#### Your instructions
Quote each line of the material verbatim, without the pictures.

#### Input material
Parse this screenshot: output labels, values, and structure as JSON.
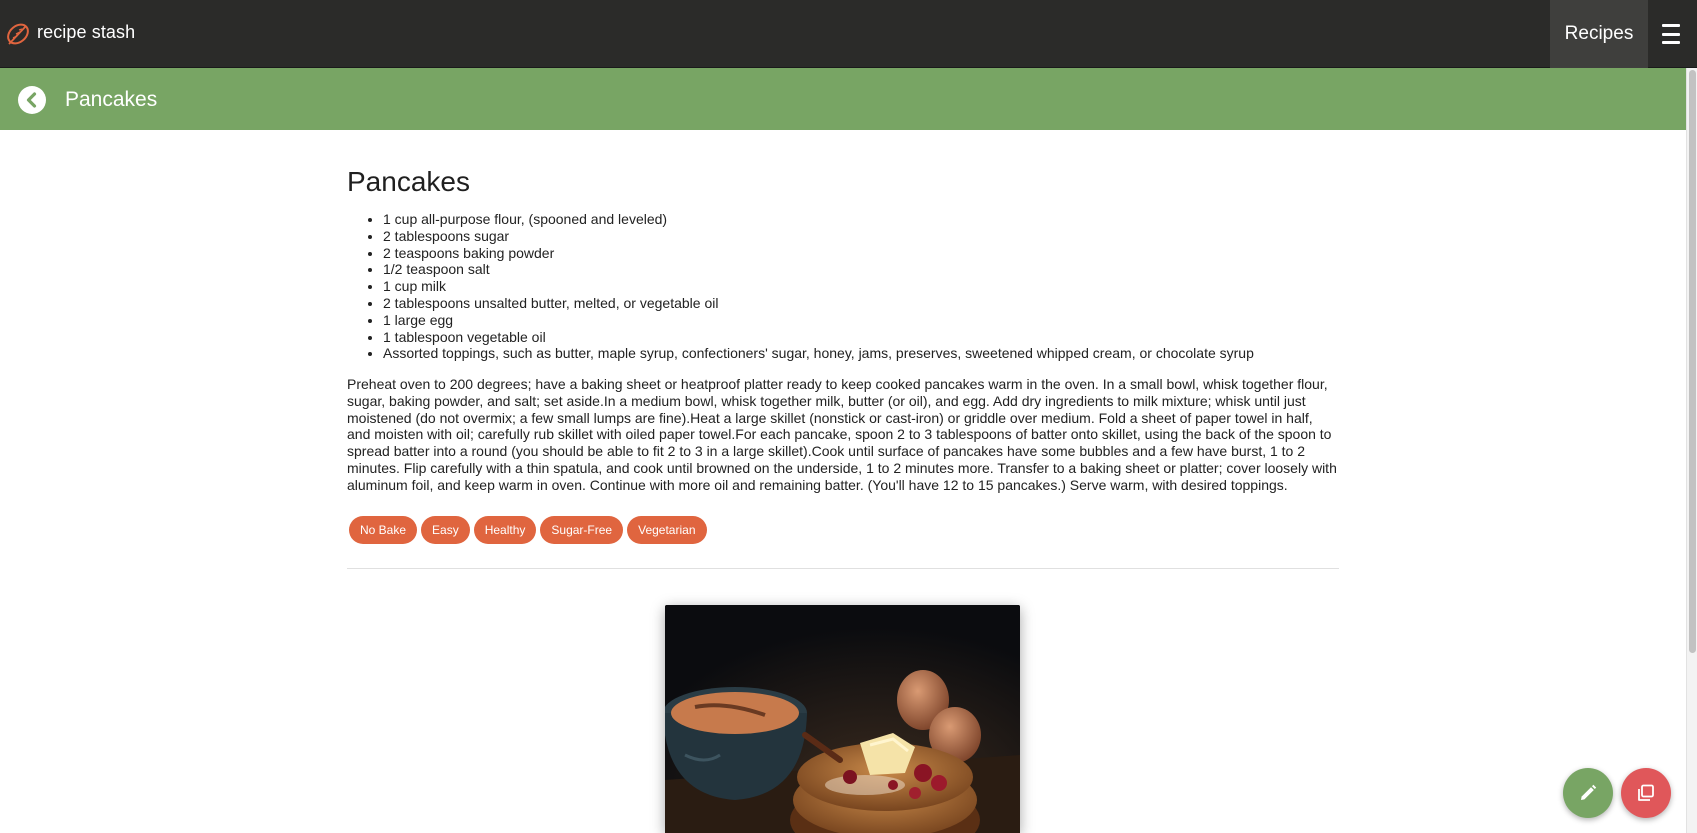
{
  "app": {
    "brand": "recipe stash",
    "nav_recipes": "Recipes"
  },
  "subheader": {
    "title": "Pancakes"
  },
  "recipe": {
    "title": "Pancakes",
    "ingredients": [
      "1 cup all-purpose flour, (spooned and leveled)",
      "2 tablespoons sugar",
      "2 teaspoons baking powder",
      "1/2 teaspoon salt",
      "1 cup milk",
      "2 tablespoons unsalted butter, melted, or vegetable oil",
      "1 large egg",
      "1 tablespoon vegetable oil",
      "Assorted toppings, such as butter, maple syrup, confectioners' sugar, honey, jams, preserves, sweetened whipped cream, or chocolate syrup"
    ],
    "directions": "Preheat oven to 200 degrees; have a baking sheet or heatproof platter ready to keep cooked pancakes warm in the oven. In a small bowl, whisk together flour, sugar, baking powder, and salt; set aside.In a medium bowl, whisk together milk, butter (or oil), and egg. Add dry ingredients to milk mixture; whisk until just moistened (do not overmix; a few small lumps are fine).Heat a large skillet (nonstick or cast-iron) or griddle over medium. Fold a sheet of paper towel in half, and moisten with oil; carefully rub skillet with oiled paper towel.For each pancake, spoon 2 to 3 tablespoons of batter onto skillet, using the back of the spoon to spread batter into a round (you should be able to fit 2 to 3 in a large skillet).Cook until surface of pancakes have some bubbles and a few have burst, 1 to 2 minutes. Flip carefully with a thin spatula, and cook until browned on the underside, 1 to 2 minutes more. Transfer to a baking sheet or platter; cover loosely with aluminum foil, and keep warm in oven. Continue with more oil and remaining batter. (You'll have 12 to 15 pancakes.) Serve warm, with desired toppings.",
    "tags": [
      "No Bake",
      "Easy",
      "Healthy",
      "Sugar-Free",
      "Vegetarian"
    ]
  },
  "icons": {
    "logo": "leaf-logo-icon",
    "menu": "hamburger-menu-icon",
    "back": "chevron-left-circle-icon",
    "edit": "pencil-icon",
    "copy": "copy-icon"
  },
  "colors": {
    "topbar": "#2b2b29",
    "subbar": "#78a564",
    "tag": "#e0653f",
    "fab_edit": "#78a564",
    "fab_copy": "#e0575a",
    "logo": "#e0653f"
  }
}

#### Answer for this exercise
Parse this screenshot: output labels, values, and structure as JSON.
{
  "app": {
    "brand": "recipe stash",
    "nav_recipes": "Recipes"
  },
  "subheader": {
    "title": "Pancakes"
  },
  "recipe": {
    "title": "Pancakes",
    "ingredients": [
      "1 cup all-purpose flour, (spooned and leveled)",
      "2 tablespoons sugar",
      "2 teaspoons baking powder",
      "1/2 teaspoon salt",
      "1 cup milk",
      "2 tablespoons unsalted butter, melted, or vegetable oil",
      "1 large egg",
      "1 tablespoon vegetable oil",
      "Assorted toppings, such as butter, maple syrup, confectioners' sugar, honey, jams, preserves, sweetened whipped cream, or chocolate syrup"
    ],
    "directions": "Preheat oven to 200 degrees; have a baking sheet or heatproof platter ready to keep cooked pancakes warm in the oven. In a small bowl, whisk together flour, sugar, baking powder, and salt; set aside.In a medium bowl, whisk together milk, butter (or oil), and egg. Add dry ingredients to milk mixture; whisk until just moistened (do not overmix; a few small lumps are fine).Heat a large skillet (nonstick or cast-iron) or griddle over medium. Fold a sheet of paper towel in half, and moisten with oil; carefully rub skillet with oiled paper towel.For each pancake, spoon 2 to 3 tablespoons of batter onto skillet, using the back of the spoon to spread batter into a round (you should be able to fit 2 to 3 in a large skillet).Cook until surface of pancakes have some bubbles and a few have burst, 1 to 2 minutes. Flip carefully with a thin spatula, and cook until browned on the underside, 1 to 2 minutes more. Transfer to a baking sheet or platter; cover loosely with aluminum foil, and keep warm in oven. Continue with more oil and remaining batter. (You'll have 12 to 15 pancakes.) Serve warm, with desired toppings.",
    "tags": [
      "No Bake",
      "Easy",
      "Healthy",
      "Sugar-Free",
      "Vegetarian"
    ]
  },
  "icons": {
    "logo": "leaf-logo-icon",
    "menu": "hamburger-menu-icon",
    "back": "chevron-left-circle-icon",
    "edit": "pencil-icon",
    "copy": "copy-icon"
  },
  "colors": {
    "topbar": "#2b2b29",
    "subbar": "#78a564",
    "tag": "#e0653f",
    "fab_edit": "#78a564",
    "fab_copy": "#e0575a",
    "logo": "#e0653f"
  }
}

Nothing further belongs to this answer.